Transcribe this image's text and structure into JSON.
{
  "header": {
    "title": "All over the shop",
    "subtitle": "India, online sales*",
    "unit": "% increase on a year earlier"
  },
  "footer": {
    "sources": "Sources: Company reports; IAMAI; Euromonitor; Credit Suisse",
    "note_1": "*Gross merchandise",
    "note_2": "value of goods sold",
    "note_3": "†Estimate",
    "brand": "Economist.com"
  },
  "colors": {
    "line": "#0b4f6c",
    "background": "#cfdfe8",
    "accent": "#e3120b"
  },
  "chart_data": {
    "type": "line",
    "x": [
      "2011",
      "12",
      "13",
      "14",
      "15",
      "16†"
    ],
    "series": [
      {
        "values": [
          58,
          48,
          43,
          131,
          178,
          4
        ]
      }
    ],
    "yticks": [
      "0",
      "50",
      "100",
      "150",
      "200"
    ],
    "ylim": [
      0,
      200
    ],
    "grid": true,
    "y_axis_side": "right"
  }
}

——————————

Recopy the entries above in their entirety, exactly.

Transcribe this image's text and structure into JSON.
{
  "header": {
    "title": "All over the shop",
    "subtitle": "India, online sales*",
    "unit": "% increase on a year earlier"
  },
  "footer": {
    "sources": "Sources: Company reports; IAMAI; Euromonitor; Credit Suisse",
    "note_1": "*Gross merchandise",
    "note_2": "value of goods sold",
    "note_3": "†Estimate",
    "brand": "Economist.com"
  },
  "colors": {
    "line": "#0b4f6c",
    "background": "#cfdfe8",
    "accent": "#e3120b"
  },
  "chart_data": {
    "type": "line",
    "x": [
      "2011",
      "12",
      "13",
      "14",
      "15",
      "16†"
    ],
    "series": [
      {
        "values": [
          58,
          48,
          43,
          131,
          178,
          4
        ]
      }
    ],
    "yticks": [
      "0",
      "50",
      "100",
      "150",
      "200"
    ],
    "ylim": [
      0,
      200
    ],
    "grid": true,
    "y_axis_side": "right"
  }
}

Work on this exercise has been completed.